>> Start SOURCE DATA
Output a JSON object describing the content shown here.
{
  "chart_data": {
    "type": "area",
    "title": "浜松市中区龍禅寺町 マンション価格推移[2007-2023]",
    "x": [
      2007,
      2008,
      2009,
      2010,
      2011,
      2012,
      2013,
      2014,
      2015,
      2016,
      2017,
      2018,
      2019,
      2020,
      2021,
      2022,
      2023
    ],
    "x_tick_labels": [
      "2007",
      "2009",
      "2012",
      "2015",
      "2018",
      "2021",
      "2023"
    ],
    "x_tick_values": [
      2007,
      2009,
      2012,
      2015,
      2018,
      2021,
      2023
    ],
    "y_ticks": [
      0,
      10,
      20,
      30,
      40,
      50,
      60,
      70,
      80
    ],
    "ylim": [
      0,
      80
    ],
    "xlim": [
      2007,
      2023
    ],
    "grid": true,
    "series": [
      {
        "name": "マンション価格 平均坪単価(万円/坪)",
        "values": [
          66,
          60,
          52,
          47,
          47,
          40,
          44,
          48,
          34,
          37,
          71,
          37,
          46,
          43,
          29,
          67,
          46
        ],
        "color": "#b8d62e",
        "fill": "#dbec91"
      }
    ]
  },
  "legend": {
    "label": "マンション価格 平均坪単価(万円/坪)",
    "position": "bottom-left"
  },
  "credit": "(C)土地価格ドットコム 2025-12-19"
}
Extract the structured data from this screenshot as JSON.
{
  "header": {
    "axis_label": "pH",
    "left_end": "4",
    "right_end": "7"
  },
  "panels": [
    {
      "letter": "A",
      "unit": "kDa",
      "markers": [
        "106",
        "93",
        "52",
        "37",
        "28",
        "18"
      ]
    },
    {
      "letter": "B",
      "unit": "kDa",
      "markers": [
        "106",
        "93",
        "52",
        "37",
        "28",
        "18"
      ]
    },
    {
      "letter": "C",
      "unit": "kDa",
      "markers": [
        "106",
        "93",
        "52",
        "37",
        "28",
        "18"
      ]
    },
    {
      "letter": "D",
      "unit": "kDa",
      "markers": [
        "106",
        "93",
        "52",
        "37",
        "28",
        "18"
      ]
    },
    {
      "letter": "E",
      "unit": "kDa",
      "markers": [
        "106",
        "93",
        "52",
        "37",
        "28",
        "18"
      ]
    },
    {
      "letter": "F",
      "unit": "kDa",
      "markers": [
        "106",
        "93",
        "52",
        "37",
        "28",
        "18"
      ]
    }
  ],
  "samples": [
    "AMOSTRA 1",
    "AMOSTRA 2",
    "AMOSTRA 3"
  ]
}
>> End SOURCE DATA
[GIVEN EXERCISE] Repeat every line of the material exactly as given.

[COMPLETE OUTPUT]
Output a JSON object describing the content shown here.
{
  "chart_data": {
    "type": "area",
    "title": "浜松市中区龍禅寺町 マンション価格推移[2007-2023]",
    "x": [
      2007,
      2008,
      2009,
      2010,
      2011,
      2012,
      2013,
      2014,
      2015,
      2016,
      2017,
      2018,
      2019,
      2020,
      2021,
      2022,
      2023
    ],
    "x_tick_labels": [
      "2007",
      "2009",
      "2012",
      "2015",
      "2018",
      "2021",
      "2023"
    ],
    "x_tick_values": [
      2007,
      2009,
      2012,
      2015,
      2018,
      2021,
      2023
    ],
    "y_ticks": [
      0,
      10,
      20,
      30,
      40,
      50,
      60,
      70,
      80
    ],
    "ylim": [
      0,
      80
    ],
    "xlim": [
      2007,
      2023
    ],
    "grid": true,
    "series": [
      {
        "name": "マンション価格 平均坪単価(万円/坪)",
        "values": [
          66,
          60,
          52,
          47,
          47,
          40,
          44,
          48,
          34,
          37,
          71,
          37,
          46,
          43,
          29,
          67,
          46
        ],
        "color": "#b8d62e",
        "fill": "#dbec91"
      }
    ]
  },
  "legend": {
    "label": "マンション価格 平均坪単価(万円/坪)",
    "position": "bottom-left"
  },
  "credit": "(C)土地価格ドットコム 2025-12-19"
}
Extract the structured data from this screenshot as JSON.
{
  "header": {
    "axis_label": "pH",
    "left_end": "4",
    "right_end": "7"
  },
  "panels": [
    {
      "letter": "A",
      "unit": "kDa",
      "markers": [
        "106",
        "93",
        "52",
        "37",
        "28",
        "18"
      ]
    },
    {
      "letter": "B",
      "unit": "kDa",
      "markers": [
        "106",
        "93",
        "52",
        "37",
        "28",
        "18"
      ]
    },
    {
      "letter": "C",
      "unit": "kDa",
      "markers": [
        "106",
        "93",
        "52",
        "37",
        "28",
        "18"
      ]
    },
    {
      "letter": "D",
      "unit": "kDa",
      "markers": [
        "106",
        "93",
        "52",
        "37",
        "28",
        "18"
      ]
    },
    {
      "letter": "E",
      "unit": "kDa",
      "markers": [
        "106",
        "93",
        "52",
        "37",
        "28",
        "18"
      ]
    },
    {
      "letter": "F",
      "unit": "kDa",
      "markers": [
        "106",
        "93",
        "52",
        "37",
        "28",
        "18"
      ]
    }
  ],
  "samples": [
    "AMOSTRA 1",
    "AMOSTRA 2",
    "AMOSTRA 3"
  ]
}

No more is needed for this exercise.